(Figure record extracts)

· · · ·

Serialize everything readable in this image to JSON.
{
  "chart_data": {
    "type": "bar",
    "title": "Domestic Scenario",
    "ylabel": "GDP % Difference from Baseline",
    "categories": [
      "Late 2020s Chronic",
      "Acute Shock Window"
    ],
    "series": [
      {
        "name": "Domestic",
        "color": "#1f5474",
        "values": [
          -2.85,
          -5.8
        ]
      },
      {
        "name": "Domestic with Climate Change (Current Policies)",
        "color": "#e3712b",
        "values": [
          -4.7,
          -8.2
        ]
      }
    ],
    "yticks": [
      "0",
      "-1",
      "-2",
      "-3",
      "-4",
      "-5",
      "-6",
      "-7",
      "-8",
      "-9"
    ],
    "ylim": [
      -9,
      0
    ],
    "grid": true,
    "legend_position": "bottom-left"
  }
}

· · · ·

■ **AIM**:
Retype the data in full and match it exactly.

■ **TASK OUTPUT**:
Serialize everything readable in this image to JSON.
{
  "chart_data": {
    "type": "bar",
    "title": "Domestic Scenario",
    "ylabel": "GDP % Difference from Baseline",
    "categories": [
      "Late 2020s Chronic",
      "Acute Shock Window"
    ],
    "series": [
      {
        "name": "Domestic",
        "color": "#1f5474",
        "values": [
          -2.85,
          -5.8
        ]
      },
      {
        "name": "Domestic with Climate Change (Current Policies)",
        "color": "#e3712b",
        "values": [
          -4.7,
          -8.2
        ]
      }
    ],
    "yticks": [
      "0",
      "-1",
      "-2",
      "-3",
      "-4",
      "-5",
      "-6",
      "-7",
      "-8",
      "-9"
    ],
    "ylim": [
      -9,
      0
    ],
    "grid": true,
    "legend_position": "bottom-left"
  }
}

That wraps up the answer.